*** Dataset excerpts ***

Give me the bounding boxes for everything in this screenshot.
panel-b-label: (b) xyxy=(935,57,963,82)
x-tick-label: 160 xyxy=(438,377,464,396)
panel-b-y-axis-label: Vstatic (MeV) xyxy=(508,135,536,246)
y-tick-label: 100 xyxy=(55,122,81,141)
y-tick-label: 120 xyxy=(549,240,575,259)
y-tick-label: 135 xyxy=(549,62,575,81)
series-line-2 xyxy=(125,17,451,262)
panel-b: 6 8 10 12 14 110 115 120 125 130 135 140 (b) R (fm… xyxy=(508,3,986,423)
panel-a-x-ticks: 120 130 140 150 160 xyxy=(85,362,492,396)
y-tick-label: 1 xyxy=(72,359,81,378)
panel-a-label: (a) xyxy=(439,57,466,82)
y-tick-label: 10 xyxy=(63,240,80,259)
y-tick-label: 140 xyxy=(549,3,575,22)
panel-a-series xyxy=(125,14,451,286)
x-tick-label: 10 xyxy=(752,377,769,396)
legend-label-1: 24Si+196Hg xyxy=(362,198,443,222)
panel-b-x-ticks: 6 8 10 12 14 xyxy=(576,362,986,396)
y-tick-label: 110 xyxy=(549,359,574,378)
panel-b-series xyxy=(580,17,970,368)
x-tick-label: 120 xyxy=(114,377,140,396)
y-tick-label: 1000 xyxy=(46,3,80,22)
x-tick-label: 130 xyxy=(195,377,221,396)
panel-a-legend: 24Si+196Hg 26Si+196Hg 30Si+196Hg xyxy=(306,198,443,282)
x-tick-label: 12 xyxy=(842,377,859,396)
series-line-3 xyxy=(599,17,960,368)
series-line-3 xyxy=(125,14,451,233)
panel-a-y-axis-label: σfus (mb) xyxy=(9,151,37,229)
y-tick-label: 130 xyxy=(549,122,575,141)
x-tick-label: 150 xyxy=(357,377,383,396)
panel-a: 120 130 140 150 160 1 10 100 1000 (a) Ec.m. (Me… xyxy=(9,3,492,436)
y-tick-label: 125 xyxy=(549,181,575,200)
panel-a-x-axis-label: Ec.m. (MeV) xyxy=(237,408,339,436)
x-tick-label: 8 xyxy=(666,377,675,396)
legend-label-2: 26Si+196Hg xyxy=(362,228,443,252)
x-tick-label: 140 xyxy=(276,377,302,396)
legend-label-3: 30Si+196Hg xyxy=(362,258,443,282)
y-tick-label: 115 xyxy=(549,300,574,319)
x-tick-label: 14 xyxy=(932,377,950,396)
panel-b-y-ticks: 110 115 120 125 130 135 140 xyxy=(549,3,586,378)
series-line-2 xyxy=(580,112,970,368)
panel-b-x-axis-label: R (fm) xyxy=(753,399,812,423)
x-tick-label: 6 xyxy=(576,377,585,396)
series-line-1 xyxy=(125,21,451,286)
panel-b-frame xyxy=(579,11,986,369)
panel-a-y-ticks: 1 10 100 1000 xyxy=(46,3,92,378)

***

Work required:
Copy every line above word for word, with no character changed.

The result:
Give me the bounding boxes for everything in this screenshot.
panel-b-label: (b) xyxy=(935,57,963,82)
x-tick-label: 160 xyxy=(438,377,464,396)
panel-b-y-axis-label: Vstatic (MeV) xyxy=(508,135,536,246)
y-tick-label: 100 xyxy=(55,122,81,141)
y-tick-label: 120 xyxy=(549,240,575,259)
y-tick-label: 135 xyxy=(549,62,575,81)
series-line-2 xyxy=(125,17,451,262)
panel-b: 6 8 10 12 14 110 115 120 125 130 135 140 (b) R (fm… xyxy=(508,3,986,423)
panel-a-x-ticks: 120 130 140 150 160 xyxy=(85,362,492,396)
y-tick-label: 1 xyxy=(72,359,81,378)
panel-a-label: (a) xyxy=(439,57,466,82)
y-tick-label: 10 xyxy=(63,240,80,259)
y-tick-label: 140 xyxy=(549,3,575,22)
panel-a-series xyxy=(125,14,451,286)
x-tick-label: 10 xyxy=(752,377,769,396)
legend-label-1: 24Si+196Hg xyxy=(362,198,443,222)
panel-b-x-ticks: 6 8 10 12 14 xyxy=(576,362,986,396)
y-tick-label: 110 xyxy=(549,359,574,378)
panel-b-series xyxy=(580,17,970,368)
x-tick-label: 120 xyxy=(114,377,140,396)
y-tick-label: 1000 xyxy=(46,3,80,22)
x-tick-label: 130 xyxy=(195,377,221,396)
panel-a-legend: 24Si+196Hg 26Si+196Hg 30Si+196Hg xyxy=(306,198,443,282)
x-tick-label: 12 xyxy=(842,377,859,396)
series-line-3 xyxy=(599,17,960,368)
series-line-3 xyxy=(125,14,451,233)
panel-a-y-axis-label: σfus (mb) xyxy=(9,151,37,229)
y-tick-label: 130 xyxy=(549,122,575,141)
x-tick-label: 150 xyxy=(357,377,383,396)
panel-a: 120 130 140 150 160 1 10 100 1000 (a) Ec.m. (Me… xyxy=(9,3,492,436)
y-tick-label: 125 xyxy=(549,181,575,200)
panel-a-x-axis-label: Ec.m. (MeV) xyxy=(237,408,339,436)
x-tick-label: 8 xyxy=(666,377,675,396)
legend-label-2: 26Si+196Hg xyxy=(362,228,443,252)
x-tick-label: 140 xyxy=(276,377,302,396)
legend-label-3: 30Si+196Hg xyxy=(362,258,443,282)
y-tick-label: 115 xyxy=(549,300,574,319)
x-tick-label: 14 xyxy=(932,377,950,396)
panel-b-y-ticks: 110 115 120 125 130 135 140 xyxy=(549,3,586,378)
series-line-2 xyxy=(580,112,970,368)
panel-b-x-axis-label: R (fm) xyxy=(753,399,812,423)
x-tick-label: 6 xyxy=(576,377,585,396)
series-line-1 xyxy=(125,21,451,286)
panel-b-frame xyxy=(579,11,986,369)
panel-a-y-ticks: 1 10 100 1000 xyxy=(46,3,92,378)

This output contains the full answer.